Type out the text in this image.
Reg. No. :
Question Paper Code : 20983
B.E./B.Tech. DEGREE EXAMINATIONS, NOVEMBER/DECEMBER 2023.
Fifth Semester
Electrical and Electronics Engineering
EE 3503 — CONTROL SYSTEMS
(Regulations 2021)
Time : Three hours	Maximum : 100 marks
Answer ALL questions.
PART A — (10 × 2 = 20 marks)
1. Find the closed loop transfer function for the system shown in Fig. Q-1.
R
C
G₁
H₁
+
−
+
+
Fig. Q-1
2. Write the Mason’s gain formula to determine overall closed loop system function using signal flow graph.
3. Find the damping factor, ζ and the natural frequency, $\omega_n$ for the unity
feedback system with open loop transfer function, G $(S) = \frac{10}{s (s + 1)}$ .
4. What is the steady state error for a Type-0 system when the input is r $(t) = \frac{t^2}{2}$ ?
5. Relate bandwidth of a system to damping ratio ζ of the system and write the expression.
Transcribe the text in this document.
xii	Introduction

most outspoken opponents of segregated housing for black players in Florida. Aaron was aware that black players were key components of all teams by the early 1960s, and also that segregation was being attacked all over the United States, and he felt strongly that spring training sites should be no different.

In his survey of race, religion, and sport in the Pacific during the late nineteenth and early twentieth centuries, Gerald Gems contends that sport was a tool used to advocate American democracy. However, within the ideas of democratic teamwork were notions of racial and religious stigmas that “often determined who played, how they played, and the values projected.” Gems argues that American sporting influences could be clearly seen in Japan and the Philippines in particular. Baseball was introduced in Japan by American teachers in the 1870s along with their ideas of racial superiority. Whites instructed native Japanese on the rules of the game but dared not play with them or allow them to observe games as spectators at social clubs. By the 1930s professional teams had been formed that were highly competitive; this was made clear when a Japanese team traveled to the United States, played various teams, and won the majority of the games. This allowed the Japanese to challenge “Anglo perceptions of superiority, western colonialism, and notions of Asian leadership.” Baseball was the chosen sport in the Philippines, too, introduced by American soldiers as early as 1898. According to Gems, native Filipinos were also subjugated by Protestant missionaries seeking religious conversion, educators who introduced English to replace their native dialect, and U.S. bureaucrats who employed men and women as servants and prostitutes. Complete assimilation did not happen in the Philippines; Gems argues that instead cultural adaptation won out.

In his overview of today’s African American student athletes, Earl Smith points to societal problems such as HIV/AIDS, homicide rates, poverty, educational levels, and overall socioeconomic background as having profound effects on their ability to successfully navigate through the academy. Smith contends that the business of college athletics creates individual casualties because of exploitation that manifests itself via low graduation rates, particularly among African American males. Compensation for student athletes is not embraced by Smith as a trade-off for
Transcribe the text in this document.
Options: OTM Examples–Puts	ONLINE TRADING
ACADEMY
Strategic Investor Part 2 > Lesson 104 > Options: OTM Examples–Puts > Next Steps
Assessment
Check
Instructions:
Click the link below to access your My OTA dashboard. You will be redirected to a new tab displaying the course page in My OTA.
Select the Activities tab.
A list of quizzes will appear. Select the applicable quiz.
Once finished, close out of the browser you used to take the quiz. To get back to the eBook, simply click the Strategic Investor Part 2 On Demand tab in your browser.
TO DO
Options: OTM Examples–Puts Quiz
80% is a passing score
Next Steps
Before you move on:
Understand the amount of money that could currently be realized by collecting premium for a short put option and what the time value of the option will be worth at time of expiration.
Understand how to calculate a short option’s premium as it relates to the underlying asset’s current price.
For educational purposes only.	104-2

════════════════════

> [What the task requires] Quote the data above in full, changing nothing.

> [Result of the exercise]
Type out the text in this image.
Reg. No. :
Question Paper Code : 20983
B.E./B.Tech. DEGREE EXAMINATIONS, NOVEMBER/DECEMBER 2023.
Fifth Semester
Electrical and Electronics Engineering
EE 3503 — CONTROL SYSTEMS
(Regulations 2021)
Time : Three hours	Maximum : 100 marks
Answer ALL questions.
PART A — (10 × 2 = 20 marks)
1. Find the closed loop transfer function for the system shown in Fig. Q-1.
R
C
G₁
H₁
+
−
+
+
Fig. Q-1
2. Write the Mason’s gain formula to determine overall closed loop system function using signal flow graph.
3. Find the damping factor, ζ and the natural frequency, $\omega_n$ for the unity
feedback system with open loop transfer function, G $(S) = \frac{10}{s (s + 1)}$ .
4. What is the steady state error for a Type-0 system when the input is r $(t) = \frac{t^2}{2}$ ?
5. Relate bandwidth of a system to damping ratio ζ of the system and write the expression.
Transcribe the text in this document.
xii	Introduction

most outspoken opponents of segregated housing for black players in Florida. Aaron was aware that black players were key components of all teams by the early 1960s, and also that segregation was being attacked all over the United States, and he felt strongly that spring training sites should be no different.

In his survey of race, religion, and sport in the Pacific during the late nineteenth and early twentieth centuries, Gerald Gems contends that sport was a tool used to advocate American democracy. However, within the ideas of democratic teamwork were notions of racial and religious stigmas that “often determined who played, how they played, and the values projected.” Gems argues that American sporting influences could be clearly seen in Japan and the Philippines in particular. Baseball was introduced in Japan by American teachers in the 1870s along with their ideas of racial superiority. Whites instructed native Japanese on the rules of the game but dared not play with them or allow them to observe games as spectators at social clubs. By the 1930s professional teams had been formed that were highly competitive; this was made clear when a Japanese team traveled to the United States, played various teams, and won the majority of the games. This allowed the Japanese to challenge “Anglo perceptions of superiority, western colonialism, and notions of Asian leadership.” Baseball was the chosen sport in the Philippines, too, introduced by American soldiers as early as 1898. According to Gems, native Filipinos were also subjugated by Protestant missionaries seeking religious conversion, educators who introduced English to replace their native dialect, and U.S. bureaucrats who employed men and women as servants and prostitutes. Complete assimilation did not happen in the Philippines; Gems argues that instead cultural adaptation won out.

In his overview of today’s African American student athletes, Earl Smith points to societal problems such as HIV/AIDS, homicide rates, poverty, educational levels, and overall socioeconomic background as having profound effects on their ability to successfully navigate through the academy. Smith contends that the business of college athletics creates individual casualties because of exploitation that manifests itself via low graduation rates, particularly among African American males. Compensation for student athletes is not embraced by Smith as a trade-off for
Transcribe the text in this document.
Options: OTM Examples–Puts	ONLINE TRADING
ACADEMY
Strategic Investor Part 2 > Lesson 104 > Options: OTM Examples–Puts > Next Steps
Assessment
Check
Instructions:
Click the link below to access your My OTA dashboard. You will be redirected to a new tab displaying the course page in My OTA.
Select the Activities tab.
A list of quizzes will appear. Select the applicable quiz.
Once finished, close out of the browser you used to take the quiz. To get back to the eBook, simply click the Strategic Investor Part 2 On Demand tab in your browser.
TO DO
Options: OTM Examples–Puts Quiz
80% is a passing score
Next Steps
Before you move on:
Understand the amount of money that could currently be realized by collecting premium for a short put option and what the time value of the option will be worth at time of expiration.
Understand how to calculate a short option’s premium as it relates to the underlying asset’s current price.
For educational purposes only.	104-2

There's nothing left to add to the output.